# Work item:
All of the records must be restated exactly, with every line complete.

# Data provided:

######

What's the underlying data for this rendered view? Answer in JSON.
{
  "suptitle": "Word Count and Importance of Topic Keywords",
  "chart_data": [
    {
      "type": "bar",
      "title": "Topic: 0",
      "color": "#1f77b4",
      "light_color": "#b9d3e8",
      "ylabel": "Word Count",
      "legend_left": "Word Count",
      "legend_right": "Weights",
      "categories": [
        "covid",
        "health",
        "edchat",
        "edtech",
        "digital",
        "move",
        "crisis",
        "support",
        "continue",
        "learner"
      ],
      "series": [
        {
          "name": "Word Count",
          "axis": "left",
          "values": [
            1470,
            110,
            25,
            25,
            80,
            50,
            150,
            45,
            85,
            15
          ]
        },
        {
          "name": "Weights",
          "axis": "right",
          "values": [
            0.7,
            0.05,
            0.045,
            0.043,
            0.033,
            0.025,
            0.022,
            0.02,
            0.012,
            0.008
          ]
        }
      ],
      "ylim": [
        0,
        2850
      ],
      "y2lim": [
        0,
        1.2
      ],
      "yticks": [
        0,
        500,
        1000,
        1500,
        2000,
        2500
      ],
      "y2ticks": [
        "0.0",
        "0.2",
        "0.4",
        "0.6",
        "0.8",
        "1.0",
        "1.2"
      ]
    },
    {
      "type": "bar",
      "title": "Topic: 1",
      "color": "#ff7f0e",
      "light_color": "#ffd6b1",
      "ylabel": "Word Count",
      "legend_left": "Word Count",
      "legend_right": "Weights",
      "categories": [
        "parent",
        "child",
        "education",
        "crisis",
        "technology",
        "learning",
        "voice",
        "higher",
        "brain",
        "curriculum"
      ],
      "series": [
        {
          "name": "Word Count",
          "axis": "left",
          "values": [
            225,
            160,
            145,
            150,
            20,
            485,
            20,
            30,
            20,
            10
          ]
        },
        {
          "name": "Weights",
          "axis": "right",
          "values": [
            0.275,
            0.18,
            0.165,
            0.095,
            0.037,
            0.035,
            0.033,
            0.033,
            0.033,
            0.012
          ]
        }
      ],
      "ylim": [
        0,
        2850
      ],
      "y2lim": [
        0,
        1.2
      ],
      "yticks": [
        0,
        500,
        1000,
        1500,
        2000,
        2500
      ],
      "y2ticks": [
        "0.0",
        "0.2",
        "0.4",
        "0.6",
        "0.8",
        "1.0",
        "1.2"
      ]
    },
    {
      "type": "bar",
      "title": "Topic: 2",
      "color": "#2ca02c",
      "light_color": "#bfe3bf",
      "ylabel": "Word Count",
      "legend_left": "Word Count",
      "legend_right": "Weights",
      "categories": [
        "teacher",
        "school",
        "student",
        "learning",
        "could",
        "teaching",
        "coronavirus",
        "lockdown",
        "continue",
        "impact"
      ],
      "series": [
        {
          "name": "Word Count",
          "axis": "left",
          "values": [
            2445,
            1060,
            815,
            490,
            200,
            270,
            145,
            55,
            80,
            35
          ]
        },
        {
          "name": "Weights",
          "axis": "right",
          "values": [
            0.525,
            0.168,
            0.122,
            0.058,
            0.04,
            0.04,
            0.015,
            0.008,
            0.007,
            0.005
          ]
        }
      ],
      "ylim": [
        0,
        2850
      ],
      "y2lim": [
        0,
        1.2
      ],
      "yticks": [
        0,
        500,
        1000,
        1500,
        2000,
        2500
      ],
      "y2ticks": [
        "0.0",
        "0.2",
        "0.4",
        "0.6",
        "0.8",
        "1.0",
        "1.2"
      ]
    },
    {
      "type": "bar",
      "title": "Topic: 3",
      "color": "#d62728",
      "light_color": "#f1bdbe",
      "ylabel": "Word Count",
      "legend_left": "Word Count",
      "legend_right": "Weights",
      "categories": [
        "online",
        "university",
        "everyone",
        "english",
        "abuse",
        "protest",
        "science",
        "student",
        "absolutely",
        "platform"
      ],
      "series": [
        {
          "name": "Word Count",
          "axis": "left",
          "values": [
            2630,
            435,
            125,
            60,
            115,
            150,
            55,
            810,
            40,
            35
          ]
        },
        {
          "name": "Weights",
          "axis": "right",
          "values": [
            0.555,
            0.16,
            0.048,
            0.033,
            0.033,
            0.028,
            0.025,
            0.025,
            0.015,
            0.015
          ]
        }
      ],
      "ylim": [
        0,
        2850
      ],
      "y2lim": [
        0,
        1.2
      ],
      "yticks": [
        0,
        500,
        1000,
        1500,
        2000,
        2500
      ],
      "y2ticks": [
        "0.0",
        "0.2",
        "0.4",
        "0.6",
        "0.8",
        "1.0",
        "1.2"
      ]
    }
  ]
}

######

# Solution to this task:
What's the underlying data for this rendered view? Answer in JSON.
{
  "suptitle": "Word Count and Importance of Topic Keywords",
  "chart_data": [
    {
      "type": "bar",
      "title": "Topic: 0",
      "color": "#1f77b4",
      "light_color": "#b9d3e8",
      "ylabel": "Word Count",
      "legend_left": "Word Count",
      "legend_right": "Weights",
      "categories": [
        "covid",
        "health",
        "edchat",
        "edtech",
        "digital",
        "move",
        "crisis",
        "support",
        "continue",
        "learner"
      ],
      "series": [
        {
          "name": "Word Count",
          "axis": "left",
          "values": [
            1470,
            110,
            25,
            25,
            80,
            50,
            150,
            45,
            85,
            15
          ]
        },
        {
          "name": "Weights",
          "axis": "right",
          "values": [
            0.7,
            0.05,
            0.045,
            0.043,
            0.033,
            0.025,
            0.022,
            0.02,
            0.012,
            0.008
          ]
        }
      ],
      "ylim": [
        0,
        2850
      ],
      "y2lim": [
        0,
        1.2
      ],
      "yticks": [
        0,
        500,
        1000,
        1500,
        2000,
        2500
      ],
      "y2ticks": [
        "0.0",
        "0.2",
        "0.4",
        "0.6",
        "0.8",
        "1.0",
        "1.2"
      ]
    },
    {
      "type": "bar",
      "title": "Topic: 1",
      "color": "#ff7f0e",
      "light_color": "#ffd6b1",
      "ylabel": "Word Count",
      "legend_left": "Word Count",
      "legend_right": "Weights",
      "categories": [
        "parent",
        "child",
        "education",
        "crisis",
        "technology",
        "learning",
        "voice",
        "higher",
        "brain",
        "curriculum"
      ],
      "series": [
        {
          "name": "Word Count",
          "axis": "left",
          "values": [
            225,
            160,
            145,
            150,
            20,
            485,
            20,
            30,
            20,
            10
          ]
        },
        {
          "name": "Weights",
          "axis": "right",
          "values": [
            0.275,
            0.18,
            0.165,
            0.095,
            0.037,
            0.035,
            0.033,
            0.033,
            0.033,
            0.012
          ]
        }
      ],
      "ylim": [
        0,
        2850
      ],
      "y2lim": [
        0,
        1.2
      ],
      "yticks": [
        0,
        500,
        1000,
        1500,
        2000,
        2500
      ],
      "y2ticks": [
        "0.0",
        "0.2",
        "0.4",
        "0.6",
        "0.8",
        "1.0",
        "1.2"
      ]
    },
    {
      "type": "bar",
      "title": "Topic: 2",
      "color": "#2ca02c",
      "light_color": "#bfe3bf",
      "ylabel": "Word Count",
      "legend_left": "Word Count",
      "legend_right": "Weights",
      "categories": [
        "teacher",
        "school",
        "student",
        "learning",
        "could",
        "teaching",
        "coronavirus",
        "lockdown",
        "continue",
        "impact"
      ],
      "series": [
        {
          "name": "Word Count",
          "axis": "left",
          "values": [
            2445,
            1060,
            815,
            490,
            200,
            270,
            145,
            55,
            80,
            35
          ]
        },
        {
          "name": "Weights",
          "axis": "right",
          "values": [
            0.525,
            0.168,
            0.122,
            0.058,
            0.04,
            0.04,
            0.015,
            0.008,
            0.007,
            0.005
          ]
        }
      ],
      "ylim": [
        0,
        2850
      ],
      "y2lim": [
        0,
        1.2
      ],
      "yticks": [
        0,
        500,
        1000,
        1500,
        2000,
        2500
      ],
      "y2ticks": [
        "0.0",
        "0.2",
        "0.4",
        "0.6",
        "0.8",
        "1.0",
        "1.2"
      ]
    },
    {
      "type": "bar",
      "title": "Topic: 3",
      "color": "#d62728",
      "light_color": "#f1bdbe",
      "ylabel": "Word Count",
      "legend_left": "Word Count",
      "legend_right": "Weights",
      "categories": [
        "online",
        "university",
        "everyone",
        "english",
        "abuse",
        "protest",
        "science",
        "student",
        "absolutely",
        "platform"
      ],
      "series": [
        {
          "name": "Word Count",
          "axis": "left",
          "values": [
            2630,
            435,
            125,
            60,
            115,
            150,
            55,
            810,
            40,
            35
          ]
        },
        {
          "name": "Weights",
          "axis": "right",
          "values": [
            0.555,
            0.16,
            0.048,
            0.033,
            0.033,
            0.028,
            0.025,
            0.025,
            0.015,
            0.015
          ]
        }
      ],
      "ylim": [
        0,
        2850
      ],
      "y2lim": [
        0,
        1.2
      ],
      "yticks": [
        0,
        500,
        1000,
        1500,
        2000,
        2500
      ],
      "y2ticks": [
        "0.0",
        "0.2",
        "0.4",
        "0.6",
        "0.8",
        "1.0",
        "1.2"
      ]
    }
  ]
}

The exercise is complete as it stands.